Problem statement: Below is a block of records. Copy every line in it that contains the word "Нижнем".

Entries shown:
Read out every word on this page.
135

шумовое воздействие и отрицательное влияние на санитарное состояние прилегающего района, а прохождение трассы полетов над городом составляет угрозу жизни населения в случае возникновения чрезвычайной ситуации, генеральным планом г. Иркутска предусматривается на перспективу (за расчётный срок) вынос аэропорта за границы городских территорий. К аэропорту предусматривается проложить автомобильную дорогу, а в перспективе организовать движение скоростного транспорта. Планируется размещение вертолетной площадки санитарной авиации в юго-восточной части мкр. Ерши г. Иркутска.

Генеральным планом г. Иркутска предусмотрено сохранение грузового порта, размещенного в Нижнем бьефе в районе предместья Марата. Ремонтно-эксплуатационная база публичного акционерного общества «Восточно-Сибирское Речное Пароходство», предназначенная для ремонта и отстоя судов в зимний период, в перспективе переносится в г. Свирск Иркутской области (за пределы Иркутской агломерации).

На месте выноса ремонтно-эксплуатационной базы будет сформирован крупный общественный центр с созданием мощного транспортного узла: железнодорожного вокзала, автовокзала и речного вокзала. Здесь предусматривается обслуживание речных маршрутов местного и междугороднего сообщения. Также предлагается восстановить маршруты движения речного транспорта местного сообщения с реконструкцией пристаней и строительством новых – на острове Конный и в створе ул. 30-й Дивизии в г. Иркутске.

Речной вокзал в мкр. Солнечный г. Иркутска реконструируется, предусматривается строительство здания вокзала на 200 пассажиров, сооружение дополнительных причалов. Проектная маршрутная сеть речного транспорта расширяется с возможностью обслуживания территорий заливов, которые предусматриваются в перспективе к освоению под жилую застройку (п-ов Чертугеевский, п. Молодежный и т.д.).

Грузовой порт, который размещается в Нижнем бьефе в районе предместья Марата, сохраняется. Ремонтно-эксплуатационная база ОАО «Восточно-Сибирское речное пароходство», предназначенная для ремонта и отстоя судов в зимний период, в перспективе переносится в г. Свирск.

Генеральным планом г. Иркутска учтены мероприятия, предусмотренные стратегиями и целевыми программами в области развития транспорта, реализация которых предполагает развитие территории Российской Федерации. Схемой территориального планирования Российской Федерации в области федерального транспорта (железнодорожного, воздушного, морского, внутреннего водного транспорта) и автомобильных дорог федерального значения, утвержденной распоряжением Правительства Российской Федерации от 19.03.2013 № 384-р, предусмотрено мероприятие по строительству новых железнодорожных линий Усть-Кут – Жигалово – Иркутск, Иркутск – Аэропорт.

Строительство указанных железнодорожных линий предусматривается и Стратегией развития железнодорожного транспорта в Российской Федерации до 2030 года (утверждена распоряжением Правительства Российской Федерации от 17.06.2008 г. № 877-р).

Exercise response:
Генеральным планом г. Иркутска предусмотрено сохранение грузового порта, размещенного в Нижнем бьефе в районе предместья Марата. Ремонтно-эксплуатационная база публичного акционерного общества «Восточно-Сибирское Речное Пароходство», предназначенная для ремонта и отстоя судов в зимний период, в перспективе переносится в г. Свирск Иркутской области (за пределы Иркутской агломерации).
Грузовой порт, который размещается в Нижнем бьефе в районе предместья Марата, сохраняется. Ремонтно-эксплуатационная база ОАО «Восточно-Сибирское речное пароходство», предназначенная для ремонта и отстоя судов в зимний период, в перспективе переносится в г. Свирск.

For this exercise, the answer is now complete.